### What the exercise asks
Filter these entries so that only lines with the word "Bankverbindungen" remain.

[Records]

===============

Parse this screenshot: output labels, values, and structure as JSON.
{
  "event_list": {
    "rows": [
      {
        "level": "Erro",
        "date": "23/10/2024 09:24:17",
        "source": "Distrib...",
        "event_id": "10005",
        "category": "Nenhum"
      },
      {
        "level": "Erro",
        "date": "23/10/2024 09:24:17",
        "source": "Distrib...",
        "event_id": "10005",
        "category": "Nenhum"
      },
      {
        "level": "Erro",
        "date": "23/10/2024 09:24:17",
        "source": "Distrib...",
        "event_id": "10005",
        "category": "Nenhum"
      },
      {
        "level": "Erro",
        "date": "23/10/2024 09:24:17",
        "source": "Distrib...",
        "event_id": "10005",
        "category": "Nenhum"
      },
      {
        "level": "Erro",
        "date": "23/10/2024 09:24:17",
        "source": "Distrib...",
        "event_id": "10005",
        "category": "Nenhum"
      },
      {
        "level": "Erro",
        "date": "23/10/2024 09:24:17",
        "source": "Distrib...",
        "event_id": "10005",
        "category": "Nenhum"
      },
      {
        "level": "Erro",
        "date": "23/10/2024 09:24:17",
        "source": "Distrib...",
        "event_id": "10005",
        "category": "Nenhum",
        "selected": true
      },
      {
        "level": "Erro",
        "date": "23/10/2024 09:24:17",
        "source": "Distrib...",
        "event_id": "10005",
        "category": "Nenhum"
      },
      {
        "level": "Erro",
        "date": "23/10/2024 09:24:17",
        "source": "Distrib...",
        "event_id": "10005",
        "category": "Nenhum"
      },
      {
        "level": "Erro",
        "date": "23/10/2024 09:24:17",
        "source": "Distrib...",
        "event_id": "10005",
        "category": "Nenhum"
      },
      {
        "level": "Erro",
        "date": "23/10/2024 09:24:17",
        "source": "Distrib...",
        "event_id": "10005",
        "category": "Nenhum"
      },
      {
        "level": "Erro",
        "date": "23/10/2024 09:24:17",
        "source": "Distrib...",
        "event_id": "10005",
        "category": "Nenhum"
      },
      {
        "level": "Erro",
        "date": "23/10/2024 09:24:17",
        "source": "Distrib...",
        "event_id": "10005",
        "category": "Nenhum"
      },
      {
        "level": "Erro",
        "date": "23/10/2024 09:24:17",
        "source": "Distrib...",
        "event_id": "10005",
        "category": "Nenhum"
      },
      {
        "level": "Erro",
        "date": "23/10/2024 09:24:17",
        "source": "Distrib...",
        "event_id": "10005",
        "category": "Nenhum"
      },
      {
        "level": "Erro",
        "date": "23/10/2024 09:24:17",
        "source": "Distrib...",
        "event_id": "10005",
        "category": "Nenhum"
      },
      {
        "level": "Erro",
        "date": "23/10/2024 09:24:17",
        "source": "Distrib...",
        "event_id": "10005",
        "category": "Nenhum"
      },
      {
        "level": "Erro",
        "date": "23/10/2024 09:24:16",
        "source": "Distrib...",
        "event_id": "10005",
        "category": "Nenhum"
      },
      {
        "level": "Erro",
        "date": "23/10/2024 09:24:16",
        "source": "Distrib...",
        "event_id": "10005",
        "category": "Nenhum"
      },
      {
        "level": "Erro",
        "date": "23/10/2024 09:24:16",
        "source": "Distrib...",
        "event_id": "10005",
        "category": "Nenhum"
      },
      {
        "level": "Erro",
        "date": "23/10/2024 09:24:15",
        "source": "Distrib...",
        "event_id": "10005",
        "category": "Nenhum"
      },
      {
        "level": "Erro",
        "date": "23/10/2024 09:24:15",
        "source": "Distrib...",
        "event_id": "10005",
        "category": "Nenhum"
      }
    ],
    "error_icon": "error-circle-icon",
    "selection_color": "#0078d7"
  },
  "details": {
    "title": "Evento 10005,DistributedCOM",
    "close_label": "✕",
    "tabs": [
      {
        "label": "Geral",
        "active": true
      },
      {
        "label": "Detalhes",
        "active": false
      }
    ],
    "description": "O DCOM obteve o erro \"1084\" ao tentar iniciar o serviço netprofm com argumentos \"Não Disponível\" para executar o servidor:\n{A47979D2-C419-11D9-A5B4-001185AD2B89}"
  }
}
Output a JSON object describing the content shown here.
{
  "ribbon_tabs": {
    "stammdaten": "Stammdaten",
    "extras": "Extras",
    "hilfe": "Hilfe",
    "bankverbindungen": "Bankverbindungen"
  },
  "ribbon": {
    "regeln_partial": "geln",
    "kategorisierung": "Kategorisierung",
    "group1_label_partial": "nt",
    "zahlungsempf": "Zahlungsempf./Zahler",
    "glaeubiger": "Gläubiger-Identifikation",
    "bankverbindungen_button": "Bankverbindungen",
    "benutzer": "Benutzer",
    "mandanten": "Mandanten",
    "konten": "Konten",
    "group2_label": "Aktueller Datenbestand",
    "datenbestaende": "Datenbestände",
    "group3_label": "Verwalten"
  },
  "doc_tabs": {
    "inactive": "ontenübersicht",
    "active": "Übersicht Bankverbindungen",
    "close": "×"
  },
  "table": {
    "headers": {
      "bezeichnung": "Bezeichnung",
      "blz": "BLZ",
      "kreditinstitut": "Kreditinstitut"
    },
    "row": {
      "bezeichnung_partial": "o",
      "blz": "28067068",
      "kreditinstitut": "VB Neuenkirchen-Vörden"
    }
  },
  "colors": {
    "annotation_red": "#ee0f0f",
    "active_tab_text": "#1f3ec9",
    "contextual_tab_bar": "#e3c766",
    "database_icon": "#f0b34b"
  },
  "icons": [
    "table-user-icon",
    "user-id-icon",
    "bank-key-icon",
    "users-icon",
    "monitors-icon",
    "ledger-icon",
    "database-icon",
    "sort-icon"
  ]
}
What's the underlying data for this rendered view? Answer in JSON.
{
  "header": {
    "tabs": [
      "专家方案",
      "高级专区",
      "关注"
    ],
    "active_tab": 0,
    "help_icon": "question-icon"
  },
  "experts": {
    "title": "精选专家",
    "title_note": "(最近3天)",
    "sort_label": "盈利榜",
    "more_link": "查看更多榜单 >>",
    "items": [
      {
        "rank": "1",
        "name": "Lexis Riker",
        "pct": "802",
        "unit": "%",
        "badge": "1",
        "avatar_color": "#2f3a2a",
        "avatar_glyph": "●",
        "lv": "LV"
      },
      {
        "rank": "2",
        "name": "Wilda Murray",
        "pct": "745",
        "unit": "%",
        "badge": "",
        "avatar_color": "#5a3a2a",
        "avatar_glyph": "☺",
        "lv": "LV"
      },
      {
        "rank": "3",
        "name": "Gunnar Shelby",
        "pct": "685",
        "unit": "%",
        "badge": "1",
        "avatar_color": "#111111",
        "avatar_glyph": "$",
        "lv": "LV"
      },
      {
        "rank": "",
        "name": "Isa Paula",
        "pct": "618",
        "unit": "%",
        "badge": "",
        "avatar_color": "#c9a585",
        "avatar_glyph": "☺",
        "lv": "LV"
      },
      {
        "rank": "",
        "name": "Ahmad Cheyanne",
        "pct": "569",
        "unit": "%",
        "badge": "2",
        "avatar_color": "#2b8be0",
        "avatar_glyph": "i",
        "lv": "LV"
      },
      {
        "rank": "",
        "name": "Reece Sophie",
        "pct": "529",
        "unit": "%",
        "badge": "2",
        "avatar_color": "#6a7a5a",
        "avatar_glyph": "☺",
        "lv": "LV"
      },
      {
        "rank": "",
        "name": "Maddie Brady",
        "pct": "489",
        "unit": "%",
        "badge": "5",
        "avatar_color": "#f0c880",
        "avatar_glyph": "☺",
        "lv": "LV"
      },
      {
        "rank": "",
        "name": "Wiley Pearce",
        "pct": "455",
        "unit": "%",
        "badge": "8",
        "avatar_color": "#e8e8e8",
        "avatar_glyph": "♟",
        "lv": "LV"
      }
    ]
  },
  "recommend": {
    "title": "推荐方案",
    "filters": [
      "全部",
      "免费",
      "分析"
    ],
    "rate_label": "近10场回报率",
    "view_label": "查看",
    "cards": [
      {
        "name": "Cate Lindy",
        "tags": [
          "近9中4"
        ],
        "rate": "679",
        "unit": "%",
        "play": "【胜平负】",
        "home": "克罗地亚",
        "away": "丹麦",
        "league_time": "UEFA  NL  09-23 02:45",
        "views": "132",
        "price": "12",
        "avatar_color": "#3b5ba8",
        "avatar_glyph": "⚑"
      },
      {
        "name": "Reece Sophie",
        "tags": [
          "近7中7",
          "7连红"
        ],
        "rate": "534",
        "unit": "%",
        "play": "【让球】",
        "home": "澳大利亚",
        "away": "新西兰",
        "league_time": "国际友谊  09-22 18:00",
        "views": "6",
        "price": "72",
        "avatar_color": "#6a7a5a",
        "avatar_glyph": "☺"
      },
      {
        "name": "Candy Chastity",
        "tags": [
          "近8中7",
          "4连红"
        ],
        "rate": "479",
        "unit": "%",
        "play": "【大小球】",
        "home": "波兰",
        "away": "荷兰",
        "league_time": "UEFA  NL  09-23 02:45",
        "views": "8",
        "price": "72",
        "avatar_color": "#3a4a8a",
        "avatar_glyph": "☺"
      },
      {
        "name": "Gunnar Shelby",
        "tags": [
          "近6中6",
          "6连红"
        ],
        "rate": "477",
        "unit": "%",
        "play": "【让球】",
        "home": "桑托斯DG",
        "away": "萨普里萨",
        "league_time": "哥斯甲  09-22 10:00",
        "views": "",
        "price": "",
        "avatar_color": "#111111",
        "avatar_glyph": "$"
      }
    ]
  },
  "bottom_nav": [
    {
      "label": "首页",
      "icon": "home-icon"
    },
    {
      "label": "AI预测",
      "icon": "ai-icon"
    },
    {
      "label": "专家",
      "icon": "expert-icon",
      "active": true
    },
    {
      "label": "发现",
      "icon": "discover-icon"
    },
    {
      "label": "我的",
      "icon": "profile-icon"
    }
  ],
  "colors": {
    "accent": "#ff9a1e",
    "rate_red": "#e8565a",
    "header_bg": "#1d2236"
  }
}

===============

### Exercise response
    "bankverbindungen": "Bankverbindungen"
    "bankverbindungen_button": "Bankverbindungen",
    "active": "Übersicht Bankverbindungen",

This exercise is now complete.